DIRECTION. Copy all of the records below line for line, without any change, and leave the pictures out of your answer.

:::::

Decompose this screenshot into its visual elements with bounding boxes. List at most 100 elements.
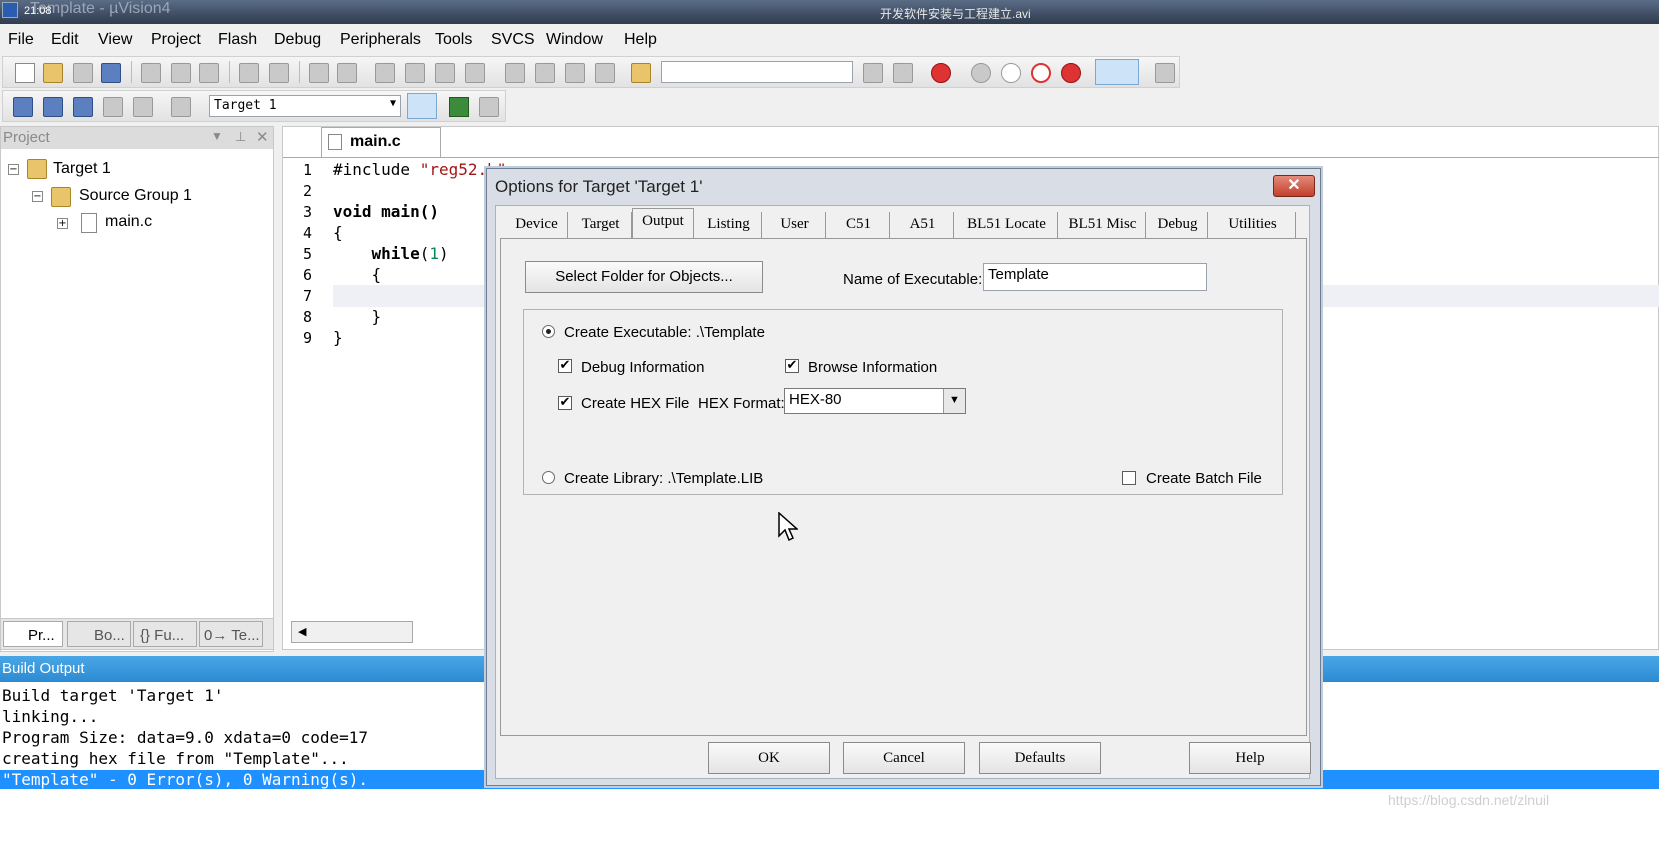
code-line-8[interactable]: } bbox=[333, 307, 382, 326]
tab-listing[interactable]: Listing bbox=[696, 212, 762, 238]
save-icon[interactable] bbox=[73, 63, 93, 83]
comment-icon[interactable] bbox=[565, 63, 585, 83]
pin-icon[interactable]: ⊥ bbox=[235, 129, 246, 145]
panel-menu-icon[interactable]: ▼ bbox=[211, 129, 223, 143]
debug-info-checkbox[interactable]: ✔ bbox=[558, 359, 572, 373]
scroll-left-icon[interactable]: ◀ bbox=[298, 625, 306, 638]
batch-build-icon[interactable] bbox=[103, 97, 123, 117]
tree-item-source-group[interactable]: Source Group 1 bbox=[79, 187, 192, 205]
name-of-executable-input[interactable]: Template bbox=[983, 263, 1207, 291]
editor-tab-main-c[interactable]: main.c bbox=[321, 127, 441, 157]
kill-all-breakpoints-icon[interactable] bbox=[1061, 63, 1081, 83]
indent-icon[interactable] bbox=[505, 63, 525, 83]
tab-books[interactable]: Bo... bbox=[67, 621, 131, 647]
close-panel-icon[interactable]: ✕ bbox=[256, 128, 269, 146]
bookmark-icon[interactable] bbox=[375, 63, 395, 83]
expand-file-icon[interactable]: + bbox=[57, 218, 68, 229]
translate-icon[interactable] bbox=[13, 97, 33, 117]
menu-edit[interactable]: Edit bbox=[51, 31, 79, 49]
create-batch-checkbox[interactable] bbox=[1122, 471, 1136, 485]
download-icon[interactable] bbox=[171, 97, 191, 117]
manage-project-items-icon[interactable] bbox=[449, 97, 469, 117]
create-hex-checkbox[interactable]: ✔ bbox=[558, 396, 572, 410]
tab-bl51-locate[interactable]: BL51 Locate bbox=[956, 212, 1058, 238]
horizontal-scrollbar[interactable]: ◀ bbox=[291, 621, 413, 643]
menu-svcs[interactable]: SVCS bbox=[491, 31, 535, 49]
copy-icon[interactable] bbox=[171, 63, 191, 83]
navigate-forward-icon[interactable] bbox=[337, 63, 357, 83]
code-line-9[interactable]: } bbox=[333, 328, 343, 347]
tab-bl51-misc[interactable]: BL51 Misc bbox=[1060, 212, 1146, 238]
tree-item-main-c[interactable]: main.c bbox=[105, 213, 152, 231]
clear-bookmarks-icon[interactable] bbox=[465, 63, 485, 83]
tab-a51[interactable]: A51 bbox=[892, 212, 954, 238]
create-executable-radio[interactable] bbox=[542, 325, 555, 338]
configure-icon[interactable] bbox=[1155, 63, 1175, 83]
code-line-1[interactable]: #include "reg52.h" bbox=[333, 160, 506, 179]
undo-icon[interactable] bbox=[239, 63, 259, 83]
stop-build-icon[interactable] bbox=[133, 97, 153, 117]
chevron-down-icon[interactable]: ▼ bbox=[943, 389, 965, 413]
unindent-icon[interactable] bbox=[535, 63, 555, 83]
code-line-4[interactable]: { bbox=[333, 223, 343, 242]
cancel-button[interactable]: Cancel bbox=[843, 742, 965, 774]
code-line-3[interactable]: void main() bbox=[333, 202, 439, 221]
tab-templates[interactable]: 0→ Te... bbox=[199, 621, 263, 647]
collapse-group-icon[interactable]: − bbox=[32, 191, 43, 202]
disable-all-breakpoints-icon[interactable] bbox=[1031, 63, 1051, 83]
tab-utilities[interactable]: Utilities bbox=[1210, 212, 1296, 238]
tab-c51[interactable]: C51 bbox=[828, 212, 890, 238]
code-line-5[interactable]: while(1) bbox=[333, 244, 449, 263]
open-file-icon[interactable] bbox=[43, 63, 63, 83]
find-in-files-icon[interactable] bbox=[631, 63, 651, 83]
save-all-icon[interactable] bbox=[101, 63, 121, 83]
target-options-button[interactable] bbox=[407, 93, 437, 119]
collapse-target-icon[interactable]: − bbox=[8, 164, 19, 175]
menu-debug[interactable]: Debug bbox=[274, 31, 321, 49]
find-icon[interactable] bbox=[863, 63, 883, 83]
debug-session-icon[interactable] bbox=[931, 63, 951, 83]
incremental-find-icon[interactable] bbox=[893, 63, 913, 83]
browse-info-checkbox[interactable]: ✔ bbox=[785, 359, 799, 373]
tab-user[interactable]: User bbox=[764, 212, 826, 238]
defaults-button[interactable]: Defaults bbox=[979, 742, 1101, 774]
tab-target[interactable]: Target bbox=[570, 212, 632, 238]
menu-view[interactable]: View bbox=[98, 31, 132, 49]
tab-project[interactable]: Pr... bbox=[3, 621, 63, 647]
uncomment-icon[interactable] bbox=[595, 63, 615, 83]
close-icon[interactable]: ✕ bbox=[1273, 175, 1315, 197]
paste-icon[interactable] bbox=[199, 63, 219, 83]
window-config-button[interactable] bbox=[1095, 59, 1139, 85]
menu-flash[interactable]: Flash bbox=[218, 31, 257, 49]
tab-device[interactable]: Device bbox=[506, 212, 568, 238]
find-combo[interactable] bbox=[661, 61, 853, 83]
menu-window[interactable]: Window bbox=[546, 31, 603, 49]
code-line-6[interactable]: { bbox=[333, 265, 382, 284]
menu-peripherals[interactable]: Peripherals bbox=[340, 31, 421, 49]
breakpoint-icon[interactable] bbox=[971, 63, 991, 83]
tree-item-target[interactable]: Target 1 bbox=[53, 160, 111, 178]
tab-output[interactable]: Output bbox=[632, 208, 694, 238]
new-file-icon[interactable] bbox=[15, 63, 35, 83]
next-bookmark-icon[interactable] bbox=[435, 63, 455, 83]
ok-button[interactable]: OK bbox=[708, 742, 830, 774]
create-library-radio[interactable] bbox=[542, 471, 555, 484]
rebuild-icon[interactable] bbox=[73, 97, 93, 117]
menu-file[interactable]: File bbox=[8, 31, 34, 49]
select-folder-button[interactable]: Select Folder for Objects... bbox=[525, 261, 763, 293]
prev-bookmark-icon[interactable] bbox=[405, 63, 425, 83]
menu-project[interactable]: Project bbox=[151, 31, 201, 49]
target-select[interactable]: Target 1 ▼ bbox=[209, 95, 401, 117]
cut-icon[interactable] bbox=[141, 63, 161, 83]
redo-icon[interactable] bbox=[269, 63, 289, 83]
menu-help[interactable]: Help bbox=[624, 31, 657, 49]
build-icon[interactable] bbox=[43, 97, 63, 117]
disable-breakpoint-icon[interactable] bbox=[1001, 63, 1021, 83]
help-button[interactable]: Help bbox=[1189, 742, 1311, 774]
tab-debug[interactable]: Debug bbox=[1148, 212, 1208, 238]
hex-format-select[interactable]: HEX-80 ▼ bbox=[784, 388, 966, 414]
tab-functions[interactable]: {} Fu... bbox=[133, 621, 197, 647]
select-packs-icon[interactable] bbox=[479, 97, 499, 117]
menu-tools[interactable]: Tools bbox=[435, 31, 472, 49]
navigate-back-icon[interactable] bbox=[309, 63, 329, 83]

:::::

ANSWER.
Decompose this screenshot into its visual elements with bounding boxes. List at most 100 elements.
code-line-8[interactable]: } bbox=[333, 307, 382, 326]
tab-listing[interactable]: Listing bbox=[696, 212, 762, 238]
save-icon[interactable] bbox=[73, 63, 93, 83]
comment-icon[interactable] bbox=[565, 63, 585, 83]
pin-icon[interactable]: ⊥ bbox=[235, 129, 246, 145]
panel-menu-icon[interactable]: ▼ bbox=[211, 129, 223, 143]
debug-info-checkbox[interactable]: ✔ bbox=[558, 359, 572, 373]
scroll-left-icon[interactable]: ◀ bbox=[298, 625, 306, 638]
batch-build-icon[interactable] bbox=[103, 97, 123, 117]
tree-item-source-group[interactable]: Source Group 1 bbox=[79, 187, 192, 205]
name-of-executable-input[interactable]: Template bbox=[983, 263, 1207, 291]
editor-tab-main-c[interactable]: main.c bbox=[321, 127, 441, 157]
kill-all-breakpoints-icon[interactable] bbox=[1061, 63, 1081, 83]
indent-icon[interactable] bbox=[505, 63, 525, 83]
tab-books[interactable]: Bo... bbox=[67, 621, 131, 647]
close-panel-icon[interactable]: ✕ bbox=[256, 128, 269, 146]
bookmark-icon[interactable] bbox=[375, 63, 395, 83]
expand-file-icon[interactable]: + bbox=[57, 218, 68, 229]
translate-icon[interactable] bbox=[13, 97, 33, 117]
menu-edit[interactable]: Edit bbox=[51, 31, 79, 49]
create-batch-checkbox[interactable] bbox=[1122, 471, 1136, 485]
download-icon[interactable] bbox=[171, 97, 191, 117]
manage-project-items-icon[interactable] bbox=[449, 97, 469, 117]
create-hex-checkbox[interactable]: ✔ bbox=[558, 396, 572, 410]
tab-bl51-locate[interactable]: BL51 Locate bbox=[956, 212, 1058, 238]
horizontal-scrollbar[interactable]: ◀ bbox=[291, 621, 413, 643]
menu-svcs[interactable]: SVCS bbox=[491, 31, 535, 49]
copy-icon[interactable] bbox=[171, 63, 191, 83]
navigate-forward-icon[interactable] bbox=[337, 63, 357, 83]
code-line-9[interactable]: } bbox=[333, 328, 343, 347]
tab-bl51-misc[interactable]: BL51 Misc bbox=[1060, 212, 1146, 238]
tree-item-main-c[interactable]: main.c bbox=[105, 213, 152, 231]
clear-bookmarks-icon[interactable] bbox=[465, 63, 485, 83]
tab-a51[interactable]: A51 bbox=[892, 212, 954, 238]
create-executable-radio[interactable] bbox=[542, 325, 555, 338]
configure-icon[interactable] bbox=[1155, 63, 1175, 83]
code-line-1[interactable]: #include "reg52.h" bbox=[333, 160, 506, 179]
undo-icon[interactable] bbox=[239, 63, 259, 83]
stop-build-icon[interactable] bbox=[133, 97, 153, 117]
chevron-down-icon[interactable]: ▼ bbox=[943, 389, 965, 413]
unindent-icon[interactable] bbox=[535, 63, 555, 83]
code-line-4[interactable]: { bbox=[333, 223, 343, 242]
cancel-button[interactable]: Cancel bbox=[843, 742, 965, 774]
code-line-3[interactable]: void main() bbox=[333, 202, 439, 221]
tab-templates[interactable]: 0→ Te... bbox=[199, 621, 263, 647]
collapse-group-icon[interactable]: − bbox=[32, 191, 43, 202]
disable-all-breakpoints-icon[interactable] bbox=[1031, 63, 1051, 83]
tab-utilities[interactable]: Utilities bbox=[1210, 212, 1296, 238]
tab-c51[interactable]: C51 bbox=[828, 212, 890, 238]
code-line-5[interactable]: while(1) bbox=[333, 244, 449, 263]
open-file-icon[interactable] bbox=[43, 63, 63, 83]
find-in-files-icon[interactable] bbox=[631, 63, 651, 83]
save-all-icon[interactable] bbox=[101, 63, 121, 83]
target-options-button[interactable] bbox=[407, 93, 437, 119]
collapse-target-icon[interactable]: − bbox=[8, 164, 19, 175]
menu-debug[interactable]: Debug bbox=[274, 31, 321, 49]
find-icon[interactable] bbox=[863, 63, 883, 83]
debug-session-icon[interactable] bbox=[931, 63, 951, 83]
incremental-find-icon[interactable] bbox=[893, 63, 913, 83]
browse-info-checkbox[interactable]: ✔ bbox=[785, 359, 799, 373]
tab-user[interactable]: User bbox=[764, 212, 826, 238]
defaults-button[interactable]: Defaults bbox=[979, 742, 1101, 774]
tab-target[interactable]: Target bbox=[570, 212, 632, 238]
menu-view[interactable]: View bbox=[98, 31, 132, 49]
tab-project[interactable]: Pr... bbox=[3, 621, 63, 647]
uncomment-icon[interactable] bbox=[595, 63, 615, 83]
close-icon[interactable]: ✕ bbox=[1273, 175, 1315, 197]
paste-icon[interactable] bbox=[199, 63, 219, 83]
window-config-button[interactable] bbox=[1095, 59, 1139, 85]
menu-flash[interactable]: Flash bbox=[218, 31, 257, 49]
tab-device[interactable]: Device bbox=[506, 212, 568, 238]
find-combo[interactable] bbox=[661, 61, 853, 83]
menu-window[interactable]: Window bbox=[546, 31, 603, 49]
code-line-6[interactable]: { bbox=[333, 265, 382, 284]
menu-peripherals[interactable]: Peripherals bbox=[340, 31, 421, 49]
breakpoint-icon[interactable] bbox=[971, 63, 991, 83]
tree-item-target[interactable]: Target 1 bbox=[53, 160, 111, 178]
tab-output[interactable]: Output bbox=[632, 208, 694, 238]
new-file-icon[interactable] bbox=[15, 63, 35, 83]
next-bookmark-icon[interactable] bbox=[435, 63, 455, 83]
ok-button[interactable]: OK bbox=[708, 742, 830, 774]
create-library-radio[interactable] bbox=[542, 471, 555, 484]
rebuild-icon[interactable] bbox=[73, 97, 93, 117]
menu-file[interactable]: File bbox=[8, 31, 34, 49]
select-folder-button[interactable]: Select Folder for Objects... bbox=[525, 261, 763, 293]
prev-bookmark-icon[interactable] bbox=[405, 63, 425, 83]
menu-project[interactable]: Project bbox=[151, 31, 201, 49]
target-select[interactable]: Target 1 ▼ bbox=[209, 95, 401, 117]
cut-icon[interactable] bbox=[141, 63, 161, 83]
redo-icon[interactable] bbox=[269, 63, 289, 83]
menu-help[interactable]: Help bbox=[624, 31, 657, 49]
build-icon[interactable] bbox=[43, 97, 63, 117]
disable-breakpoint-icon[interactable] bbox=[1001, 63, 1021, 83]
help-button[interactable]: Help bbox=[1189, 742, 1311, 774]
tab-debug[interactable]: Debug bbox=[1148, 212, 1208, 238]
hex-format-select[interactable]: HEX-80 ▼ bbox=[784, 388, 966, 414]
tab-functions[interactable]: {} Fu... bbox=[133, 621, 197, 647]
select-packs-icon[interactable] bbox=[479, 97, 499, 117]
menu-tools[interactable]: Tools bbox=[435, 31, 472, 49]
navigate-back-icon[interactable] bbox=[309, 63, 329, 83]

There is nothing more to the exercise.